------ Material supplied

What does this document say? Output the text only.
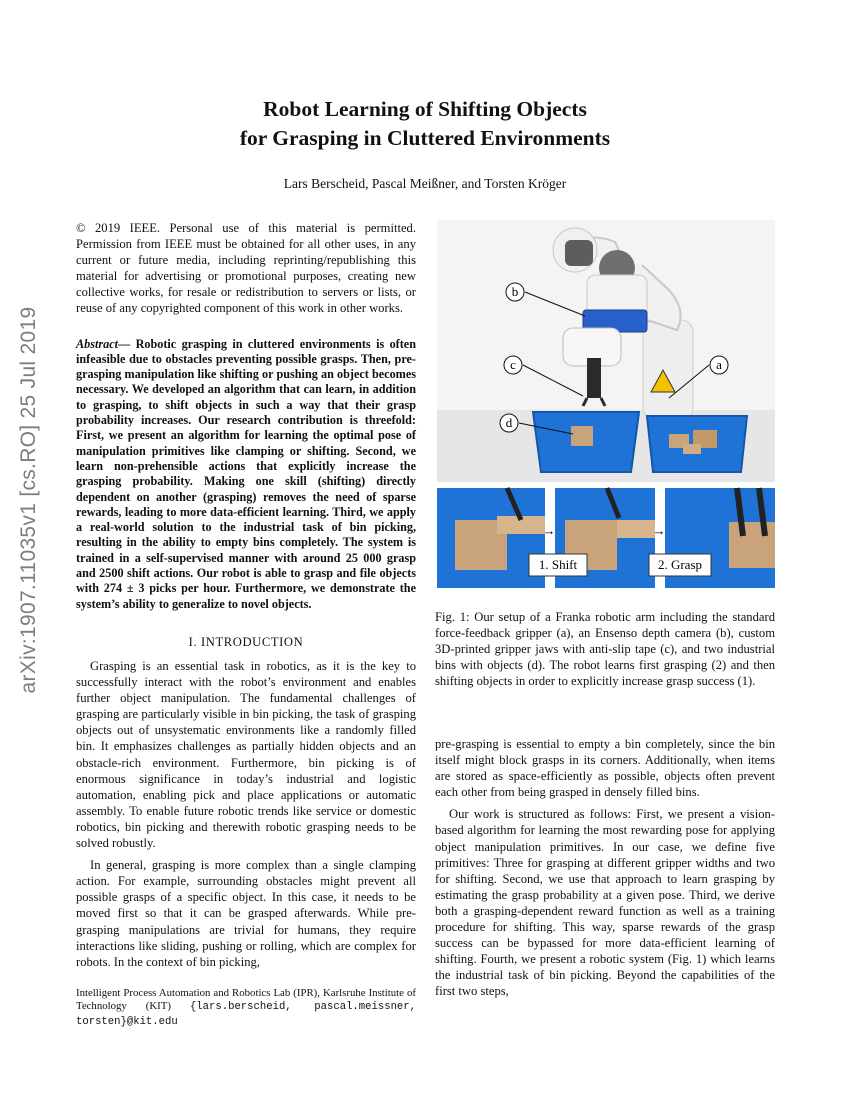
Robot Learning of Shifting Objects
for Grasping in Cluttered Environments
Lars Berscheid, Pascal Meißner, and Torsten Kröger
arXiv:1907.11035v1 [cs.RO] 25 Jul 2019

© 2019 IEEE. Personal use of this material is permitted. Permission from IEEE must be obtained for all other uses, in any current or future media, including reprinting/republishing this material for advertising or promotional purposes, creating new collective works, for resale or redistribution to servers or lists, or reuse of any copyrighted component of this work in other works.

Abstract— Robotic grasping in cluttered environments is often infeasible due to obstacles preventing possible grasps. Then, pre-grasping manipulation like shifting or pushing an object becomes necessary. We developed an algorithm that can learn, in addition to grasping, to shift objects in such a way that their grasp probability increases. Our research contribution is threefold: First, we present an algorithm for learning the optimal pose of manipulation primitives like clamping or shifting. Second, we learn non-prehensible actions that explicitly increase the grasping probability. Making one skill (shifting) directly dependent on another (grasping) removes the need of sparse rewards, leading to more data-efficient learning. Third, we apply a real-world solution to the industrial task of bin picking, resulting in the ability to empty bins completely. The system is trained in a self-supervised manner with around 25 000 grasp and 2500 shift actions. Our robot is able to grasp and file objects with 274 ± 3 picks per hour. Furthermore, we demonstrate the system’s ability to generalize to novel objects.

I. INTRODUCTION

Grasping is an essential task in robotics, as it is the key to successfully interact with the robot’s environment and enables further object manipulation. The fundamental challenges of grasping are particularly visible in bin picking, the task of grasping objects out of unsystematic environments like a randomly filled bin. It emphasizes challenges as partially hidden objects and an obstacle-rich environment. Furthermore, bin picking is of enormous significance in today’s industrial and logistic automation, enabling pick and place applications or automatic assembly. To enable future robotic trends like service or domestic robotics, bin picking and therewith robotic grasping needs to be solved robustly.

In general, grasping is more complex than a single clamping action. For example, surrounding obstacles might prevent all possible grasps of a specific object. In this case, it needs to be moved first so that it can be grasped afterwards. While pre-grasping manipulations are trivial for humans, they require interactions like sliding, pushing or rolling, which are complex for robots. In the context of bin picking,

Intelligent Process Automation and Robotics Lab (IPR), Karlsruhe Institute of Technology (KIT) {lars.berscheid, pascal.meissner, torsten}@kit.edu
b
c	a
d
→	→
1. Shift	2. Grasp

Fig. 1: Our setup of a Franka robotic arm including the standard force-feedback gripper (a), an Ensenso depth camera (b), custom 3D-printed gripper jaws with anti-slip tape (c), and two industrial bins with objects (d). The robot learns first grasping (2) and then shifting objects in order to explicitly increase grasp success (1).

pre-grasping is essential to empty a bin completely, since the bin itself might block grasps in its corners. Additionally, when items are stored as space-efficiently as possible, objects often prevent each other from being grasped in densely filled bins.

Our work is structured as follows: First, we present a vision-based algorithm for learning the most rewarding pose for applying object manipulation primitives. In our case, we define five primitives: Three for grasping at different gripper widths and two for shifting. Second, we use that approach to learn grasping by estimating the grasp probability at a given pose. Third, we derive both a grasping-dependent reward function as well as a training procedure for shifting. This way, sparse rewards of the grasp success can be bypassed for more data-efficient learning of shifting. Fourth, we present a robotic system (Fig. 1) which learns the industrial task of bin picking. Beyond the capabilities of the first two steps,
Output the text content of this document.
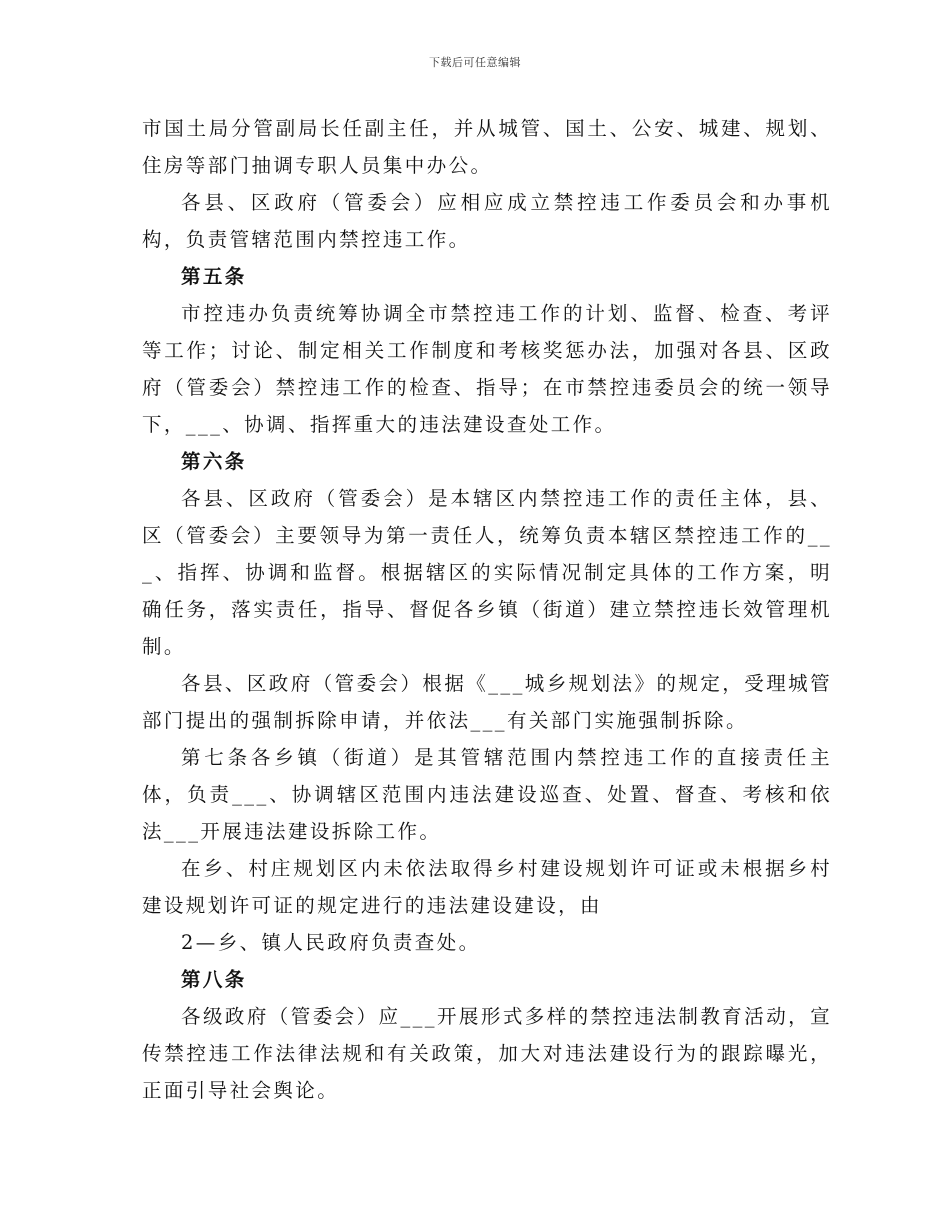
下载后可任意编辑

市国土局分管副局长任副主任，并从城管、国土、公安、城建、规划、住房等部门抽调专职人员集中办公。

各县、区政府（管委会）应相应成立禁控违工作委员会和办事机构，负责管辖范围内禁控违工作。

第五条

市控违办负责统筹协调全市禁控违工作的计划、监督、检查、考评等工作；讨论、制定相关工作制度和考核奖惩办法，加强对各县、区政府（管委会）禁控违工作的检查、指导；在市禁控违委员会的统一领导下，___、协调、指挥重大的违法建设查处工作。

第六条

各县、区政府（管委会）是本辖区内禁控违工作的责任主体，县、区（管委会）主要领导为第一责任人，统筹负责本辖区禁控违工作的___、指挥、协调和监督。根据辖区的实际情况制定具体的工作方案，明确任务，落实责任，指导、督促各乡镇（街道）建立禁控违长效管理机制。

各县、区政府（管委会）根据《___城乡规划法》的规定，受理城管部门提出的强制拆除申请，并依法___有关部门实施强制拆除。

第七条各乡镇（街道）是其管辖范围内禁控违工作的直接责任主体，负责___、协调辖区范围内违法建设巡查、处置、督查、考核和依法___开展违法建设拆除工作。

在乡、村庄规划区内未依法取得乡村建设规划许可证或未根据乡村建设规划许可证的规定进行的违法建设建设，由

2—乡、镇人民政府负责查处。

第八条

各级政府（管委会）应___开展形式多样的禁控违法制教育活动，宣传禁控违工作法律法规和有关政策，加大对违法建设行为的跟踪曝光，正面引导社会舆论。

------------

> **What is asked**
Where a line in the material above holds "might", copy that line.

> **Written solution**
In general, grasping is more complex than a single clamping action. For example, surrounding obstacles might prevent all possible grasps of a specific object. In this case, it needs to be moved first so that it can be grasped afterwards. While pre-grasping manipulations are trivial for humans, they require interactions like sliding, pushing or rolling, which are complex for robots. In the context of bin picking,
pre-grasping is essential to empty a bin completely, since the bin itself might block grasps in its corners. Additionally, when items are stored as space-efficiently as possible, objects often prevent each other from being grasped in densely filled bins.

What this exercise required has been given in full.